Your instructions:
Below are the records; copy each line in them that holds the word "food".

(Extracted records)
►
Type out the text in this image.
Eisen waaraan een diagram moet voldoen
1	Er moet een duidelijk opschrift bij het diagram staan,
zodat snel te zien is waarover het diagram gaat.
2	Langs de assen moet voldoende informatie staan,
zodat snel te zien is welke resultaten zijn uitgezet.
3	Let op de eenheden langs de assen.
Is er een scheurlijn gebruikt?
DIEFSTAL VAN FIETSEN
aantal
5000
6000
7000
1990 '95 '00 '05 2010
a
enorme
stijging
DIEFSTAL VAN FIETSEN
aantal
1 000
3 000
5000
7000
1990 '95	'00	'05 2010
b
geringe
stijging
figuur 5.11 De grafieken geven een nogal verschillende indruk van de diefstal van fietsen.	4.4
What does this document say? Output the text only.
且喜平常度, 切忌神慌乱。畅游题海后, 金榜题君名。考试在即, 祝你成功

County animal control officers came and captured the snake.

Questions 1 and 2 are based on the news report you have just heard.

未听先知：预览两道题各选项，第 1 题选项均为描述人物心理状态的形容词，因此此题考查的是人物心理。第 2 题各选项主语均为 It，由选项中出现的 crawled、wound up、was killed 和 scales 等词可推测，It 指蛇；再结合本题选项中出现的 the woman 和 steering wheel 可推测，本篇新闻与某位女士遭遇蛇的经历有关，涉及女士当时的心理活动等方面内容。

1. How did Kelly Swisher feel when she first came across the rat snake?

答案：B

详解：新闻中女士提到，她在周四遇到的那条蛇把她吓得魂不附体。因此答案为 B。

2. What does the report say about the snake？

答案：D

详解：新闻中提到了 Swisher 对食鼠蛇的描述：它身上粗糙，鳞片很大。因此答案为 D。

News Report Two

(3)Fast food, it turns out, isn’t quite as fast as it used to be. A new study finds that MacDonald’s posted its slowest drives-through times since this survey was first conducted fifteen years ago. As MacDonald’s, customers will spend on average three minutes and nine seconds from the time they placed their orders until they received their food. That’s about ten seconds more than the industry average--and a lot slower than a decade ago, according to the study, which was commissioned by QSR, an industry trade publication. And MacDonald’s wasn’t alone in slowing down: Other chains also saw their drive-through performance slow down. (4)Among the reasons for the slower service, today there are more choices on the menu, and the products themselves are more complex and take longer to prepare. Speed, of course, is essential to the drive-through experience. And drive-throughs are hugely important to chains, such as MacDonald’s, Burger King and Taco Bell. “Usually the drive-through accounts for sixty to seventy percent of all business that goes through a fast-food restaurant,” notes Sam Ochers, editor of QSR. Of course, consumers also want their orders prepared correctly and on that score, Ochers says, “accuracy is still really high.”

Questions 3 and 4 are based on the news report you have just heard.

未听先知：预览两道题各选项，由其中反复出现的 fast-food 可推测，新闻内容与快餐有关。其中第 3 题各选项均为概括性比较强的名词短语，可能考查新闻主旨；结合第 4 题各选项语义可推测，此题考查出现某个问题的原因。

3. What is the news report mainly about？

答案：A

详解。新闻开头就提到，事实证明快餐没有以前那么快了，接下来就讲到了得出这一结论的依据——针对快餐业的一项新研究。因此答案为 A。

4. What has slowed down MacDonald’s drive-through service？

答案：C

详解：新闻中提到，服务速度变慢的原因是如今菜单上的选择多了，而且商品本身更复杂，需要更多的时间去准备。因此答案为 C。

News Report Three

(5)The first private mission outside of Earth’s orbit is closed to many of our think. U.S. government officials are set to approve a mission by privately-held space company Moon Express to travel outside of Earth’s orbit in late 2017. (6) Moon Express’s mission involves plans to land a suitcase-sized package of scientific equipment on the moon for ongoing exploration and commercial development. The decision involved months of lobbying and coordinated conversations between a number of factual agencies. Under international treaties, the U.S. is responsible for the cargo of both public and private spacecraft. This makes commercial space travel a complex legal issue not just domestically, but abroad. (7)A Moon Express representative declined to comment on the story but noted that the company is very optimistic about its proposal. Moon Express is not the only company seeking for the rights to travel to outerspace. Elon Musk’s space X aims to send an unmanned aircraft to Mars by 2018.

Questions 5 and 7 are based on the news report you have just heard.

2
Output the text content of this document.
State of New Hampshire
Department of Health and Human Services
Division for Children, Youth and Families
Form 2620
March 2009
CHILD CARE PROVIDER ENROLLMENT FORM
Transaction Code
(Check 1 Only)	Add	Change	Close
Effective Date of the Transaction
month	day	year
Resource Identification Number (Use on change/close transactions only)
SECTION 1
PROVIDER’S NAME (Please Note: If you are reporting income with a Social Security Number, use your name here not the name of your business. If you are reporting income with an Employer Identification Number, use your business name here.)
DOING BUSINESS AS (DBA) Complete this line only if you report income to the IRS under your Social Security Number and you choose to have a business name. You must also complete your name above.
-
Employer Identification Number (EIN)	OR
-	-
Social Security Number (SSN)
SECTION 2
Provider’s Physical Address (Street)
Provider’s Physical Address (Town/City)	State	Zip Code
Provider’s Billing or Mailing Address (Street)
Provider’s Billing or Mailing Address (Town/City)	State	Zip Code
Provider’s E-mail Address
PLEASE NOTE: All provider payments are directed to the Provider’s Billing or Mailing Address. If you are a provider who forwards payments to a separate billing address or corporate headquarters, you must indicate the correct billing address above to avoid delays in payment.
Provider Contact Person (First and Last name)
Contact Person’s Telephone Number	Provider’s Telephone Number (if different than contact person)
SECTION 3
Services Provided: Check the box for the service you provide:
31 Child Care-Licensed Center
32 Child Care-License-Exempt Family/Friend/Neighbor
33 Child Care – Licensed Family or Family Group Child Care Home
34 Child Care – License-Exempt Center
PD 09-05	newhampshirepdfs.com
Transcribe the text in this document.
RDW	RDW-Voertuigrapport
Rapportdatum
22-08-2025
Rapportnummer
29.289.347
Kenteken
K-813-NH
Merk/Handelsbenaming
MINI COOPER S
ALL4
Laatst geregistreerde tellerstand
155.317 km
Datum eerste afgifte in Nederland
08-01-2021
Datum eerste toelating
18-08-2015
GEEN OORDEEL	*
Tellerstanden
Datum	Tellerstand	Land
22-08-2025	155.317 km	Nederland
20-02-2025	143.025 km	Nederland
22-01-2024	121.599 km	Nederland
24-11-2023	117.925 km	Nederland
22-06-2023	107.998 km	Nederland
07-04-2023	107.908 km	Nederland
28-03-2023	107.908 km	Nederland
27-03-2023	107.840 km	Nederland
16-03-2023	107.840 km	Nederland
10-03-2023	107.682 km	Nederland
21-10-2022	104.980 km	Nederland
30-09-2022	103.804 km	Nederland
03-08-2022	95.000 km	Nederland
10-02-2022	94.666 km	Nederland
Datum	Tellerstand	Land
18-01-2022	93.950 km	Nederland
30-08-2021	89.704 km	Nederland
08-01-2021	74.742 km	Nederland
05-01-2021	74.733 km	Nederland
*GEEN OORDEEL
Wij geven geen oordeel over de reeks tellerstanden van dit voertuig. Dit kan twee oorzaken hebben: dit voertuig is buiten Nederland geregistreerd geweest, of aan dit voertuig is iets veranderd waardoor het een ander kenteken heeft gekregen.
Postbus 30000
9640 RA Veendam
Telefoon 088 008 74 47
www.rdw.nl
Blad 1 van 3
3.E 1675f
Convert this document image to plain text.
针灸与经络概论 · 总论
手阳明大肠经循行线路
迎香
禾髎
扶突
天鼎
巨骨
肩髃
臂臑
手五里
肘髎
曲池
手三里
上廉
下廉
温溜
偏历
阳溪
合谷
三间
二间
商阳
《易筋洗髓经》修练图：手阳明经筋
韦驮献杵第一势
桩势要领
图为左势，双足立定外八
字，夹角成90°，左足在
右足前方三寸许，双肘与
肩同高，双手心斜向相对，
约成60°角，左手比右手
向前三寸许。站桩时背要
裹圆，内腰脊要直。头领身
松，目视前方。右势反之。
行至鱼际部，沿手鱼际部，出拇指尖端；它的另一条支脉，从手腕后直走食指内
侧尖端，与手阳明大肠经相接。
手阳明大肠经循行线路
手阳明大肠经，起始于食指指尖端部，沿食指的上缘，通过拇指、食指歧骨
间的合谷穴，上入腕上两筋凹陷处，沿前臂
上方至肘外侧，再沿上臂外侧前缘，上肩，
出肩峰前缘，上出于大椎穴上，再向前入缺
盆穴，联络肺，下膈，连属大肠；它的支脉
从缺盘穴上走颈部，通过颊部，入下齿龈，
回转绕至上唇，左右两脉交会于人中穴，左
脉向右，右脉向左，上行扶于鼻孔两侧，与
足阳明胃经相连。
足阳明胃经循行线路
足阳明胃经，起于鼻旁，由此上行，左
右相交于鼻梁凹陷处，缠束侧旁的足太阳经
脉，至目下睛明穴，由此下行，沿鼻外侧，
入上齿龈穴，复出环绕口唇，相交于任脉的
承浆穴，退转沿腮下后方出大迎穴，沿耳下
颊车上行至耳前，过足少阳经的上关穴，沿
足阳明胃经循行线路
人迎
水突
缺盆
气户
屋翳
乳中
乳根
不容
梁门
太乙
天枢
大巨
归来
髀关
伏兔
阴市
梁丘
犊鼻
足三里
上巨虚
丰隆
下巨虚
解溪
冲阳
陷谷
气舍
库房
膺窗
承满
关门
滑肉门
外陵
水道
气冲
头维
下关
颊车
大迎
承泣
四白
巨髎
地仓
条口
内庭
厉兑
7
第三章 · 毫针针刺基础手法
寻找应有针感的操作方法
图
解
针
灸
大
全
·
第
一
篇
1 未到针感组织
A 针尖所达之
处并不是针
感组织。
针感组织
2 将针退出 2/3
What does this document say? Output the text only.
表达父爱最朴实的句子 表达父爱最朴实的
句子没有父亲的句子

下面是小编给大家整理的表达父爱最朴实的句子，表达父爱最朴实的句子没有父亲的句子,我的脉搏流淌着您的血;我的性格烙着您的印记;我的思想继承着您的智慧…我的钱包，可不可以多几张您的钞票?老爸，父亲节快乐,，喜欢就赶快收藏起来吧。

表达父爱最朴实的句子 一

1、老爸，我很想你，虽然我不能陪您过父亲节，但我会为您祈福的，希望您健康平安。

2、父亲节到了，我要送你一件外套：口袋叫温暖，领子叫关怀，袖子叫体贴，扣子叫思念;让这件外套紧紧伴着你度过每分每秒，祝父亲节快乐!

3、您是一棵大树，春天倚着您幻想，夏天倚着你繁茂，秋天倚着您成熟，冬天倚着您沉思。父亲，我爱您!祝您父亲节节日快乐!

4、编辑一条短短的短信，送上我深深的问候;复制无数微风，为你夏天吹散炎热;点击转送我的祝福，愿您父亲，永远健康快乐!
◄
The result:
(3)Fast food, it turns out, isn’t quite as fast as it used to be. A new study finds that MacDonald’s posted its slowest drives-through times since this survey was first conducted fifteen years ago. As MacDonald’s, customers will spend on average three minutes and nine seconds from the time they placed their orders until they received their food. That’s about ten seconds more than the industry average--and a lot slower than a decade ago, according to the study, which was commissioned by QSR, an industry trade publication. And MacDonald’s wasn’t alone in slowing down: Other chains also saw their drive-through performance slow down. (4)Among the reasons for the slower service, today there are more choices on the menu, and the products themselves are more complex and take longer to prepare. Speed, of course, is essential to the drive-through experience. And drive-throughs are hugely important to chains, such as MacDonald’s, Burger King and Taco Bell. “Usually the drive-through accounts for sixty to seventy percent of all business that goes through a fast-food restaurant,” notes Sam Ochers, editor of QSR. Of course, consumers also want their orders prepared correctly and on that score, Ochers says, “accuracy is still really high.”
未听先知：预览两道题各选项，由其中反复出现的 fast-food 可推测，新闻内容与快餐有关。其中第 3 题各选项均为概括性比较强的名词短语，可能考查新闻主旨；结合第 4 题各选项语义可推测，此题考查出现某个问题的原因。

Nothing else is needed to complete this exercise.